BRIEF: Below are records; work out how many of their lines contain "Increase" and give only that number.

SUPPLIED RECORDS:

***

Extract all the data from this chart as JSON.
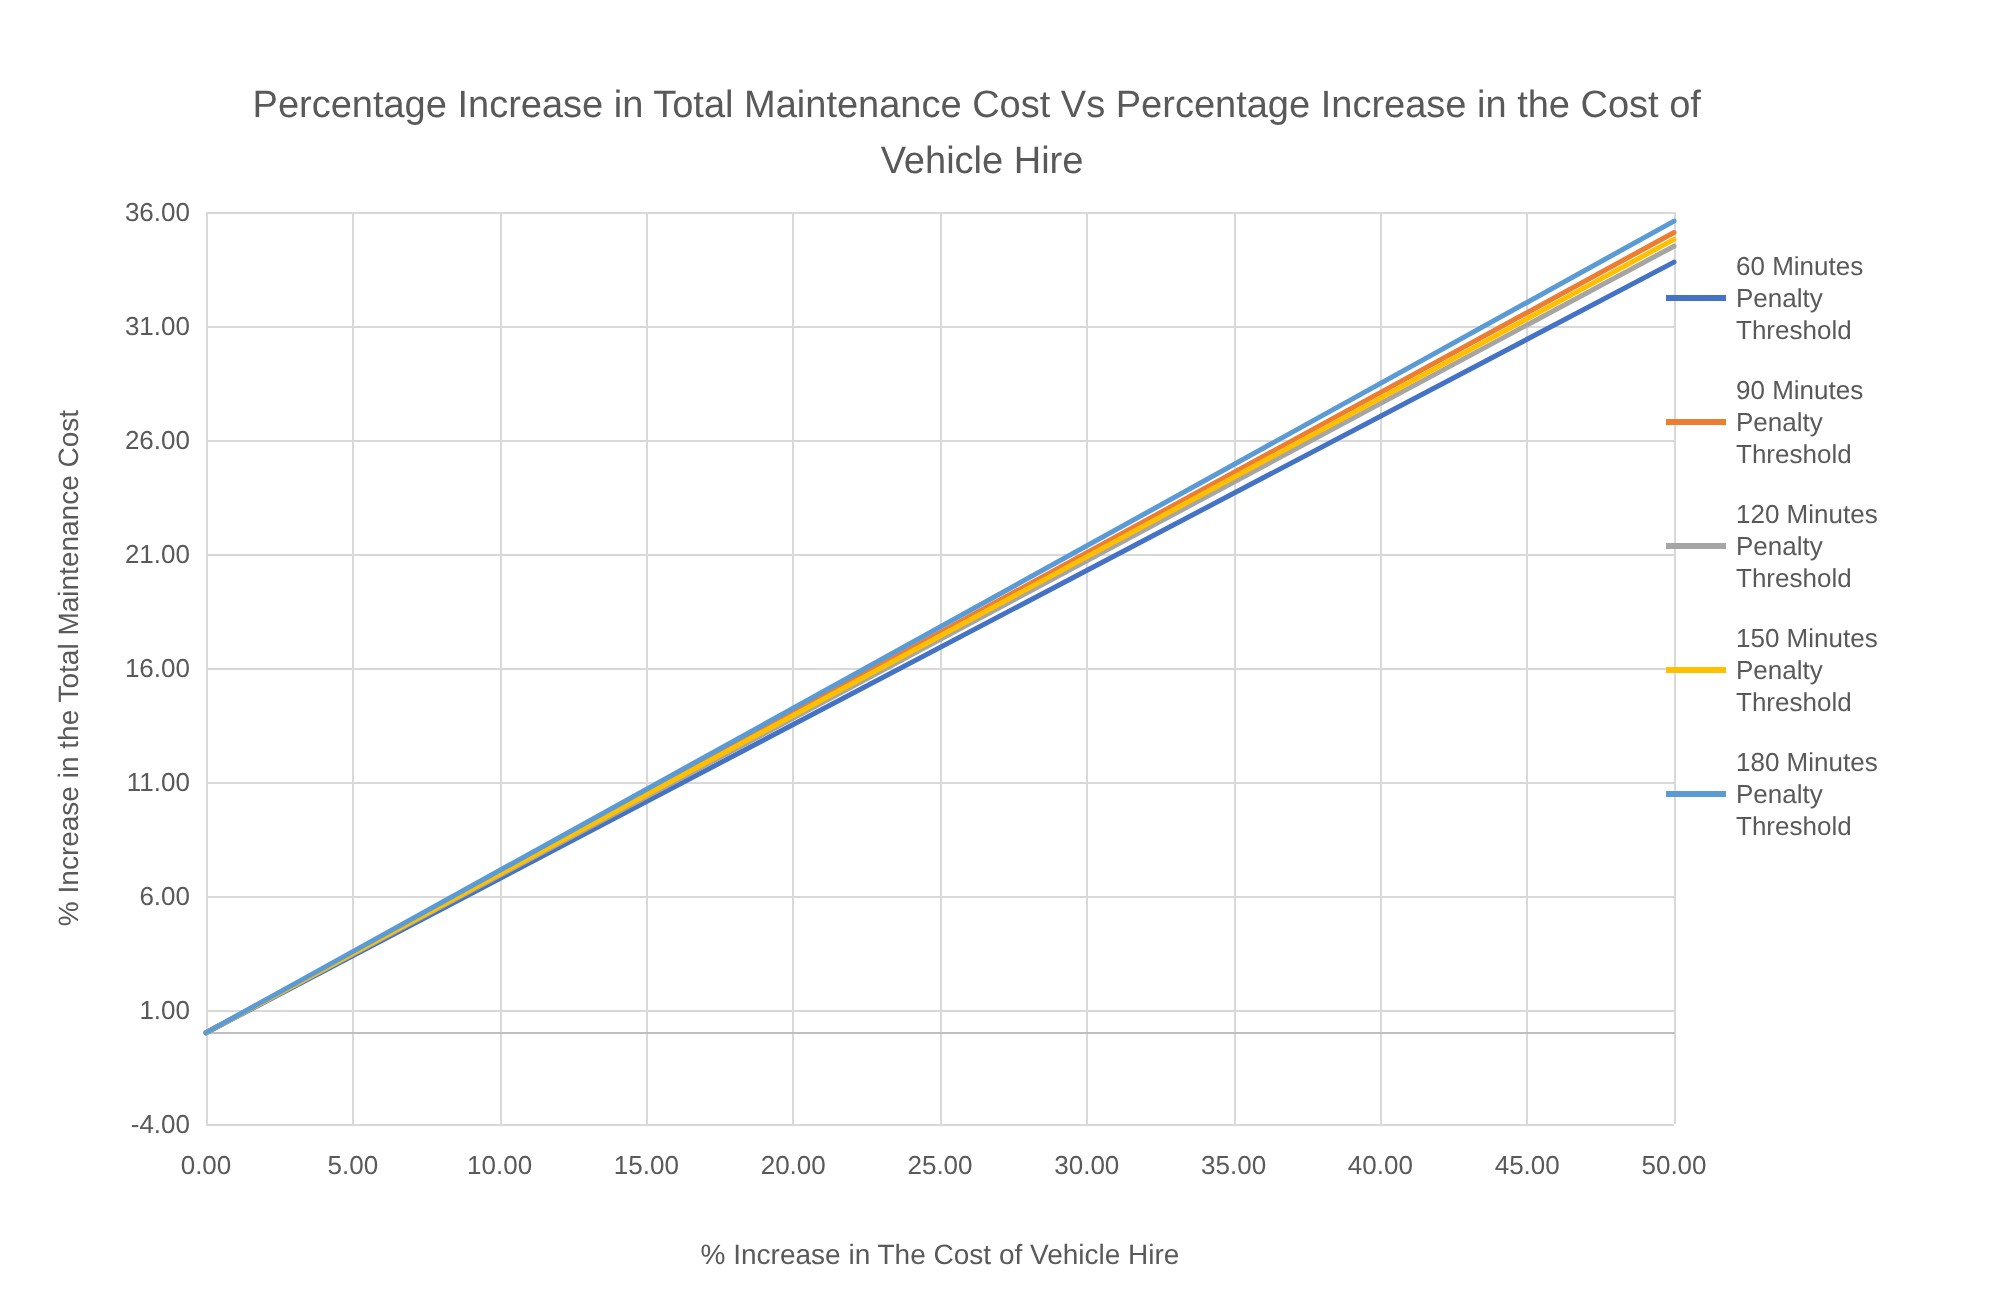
{
  "chart_data": {
    "type": "line",
    "title": "Percentage Increase in Total Maintenance Cost Vs Percentage Increase in the Cost of Vehicle Hire",
    "xlabel": "% Increase in The Cost of Vehicle Hire",
    "ylabel": "% Increase in the Total Maintenance Cost",
    "x": [
      0,
      50
    ],
    "series": [
      {
        "name": "60 Minutes Penalty Threshold",
        "color": "#4472c4",
        "values": [
          0,
          33.8
        ]
      },
      {
        "name": "90 Minutes Penalty Threshold",
        "color": "#ed7d31",
        "values": [
          0,
          35.1
        ]
      },
      {
        "name": "120 Minutes Penalty Threshold",
        "color": "#a5a5a5",
        "values": [
          0,
          34.5
        ]
      },
      {
        "name": "150 Minutes Penalty Threshold",
        "color": "#ffc000",
        "values": [
          0,
          34.8
        ]
      },
      {
        "name": "180 Minutes Penalty Threshold",
        "color": "#5b9bd5",
        "values": [
          0,
          35.6
        ]
      }
    ],
    "xlim": [
      0,
      50
    ],
    "xticks": [
      {
        "value": 0,
        "label": "0.00"
      },
      {
        "value": 5,
        "label": "5.00"
      },
      {
        "value": 10,
        "label": "10.00"
      },
      {
        "value": 15,
        "label": "15.00"
      },
      {
        "value": 20,
        "label": "20.00"
      },
      {
        "value": 25,
        "label": "25.00"
      },
      {
        "value": 30,
        "label": "30.00"
      },
      {
        "value": 35,
        "label": "35.00"
      },
      {
        "value": 40,
        "label": "40.00"
      },
      {
        "value": 45,
        "label": "45.00"
      },
      {
        "value": 50,
        "label": "50.00"
      }
    ],
    "ylim": [
      -4,
      36
    ],
    "yticks": [
      {
        "value": -4,
        "label": "-4.00"
      },
      {
        "value": 1,
        "label": "1.00"
      },
      {
        "value": 6,
        "label": "6.00"
      },
      {
        "value": 11,
        "label": "11.00"
      },
      {
        "value": 16,
        "label": "16.00"
      },
      {
        "value": 21,
        "label": "21.00"
      },
      {
        "value": 26,
        "label": "26.00"
      },
      {
        "value": 31,
        "label": "31.00"
      },
      {
        "value": 36,
        "label": "36.00"
      }
    ],
    "grid": true,
    "legend": "right",
    "marker": "none",
    "line_style": "solid"
  }
}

***

EXERCISE RESULT: 3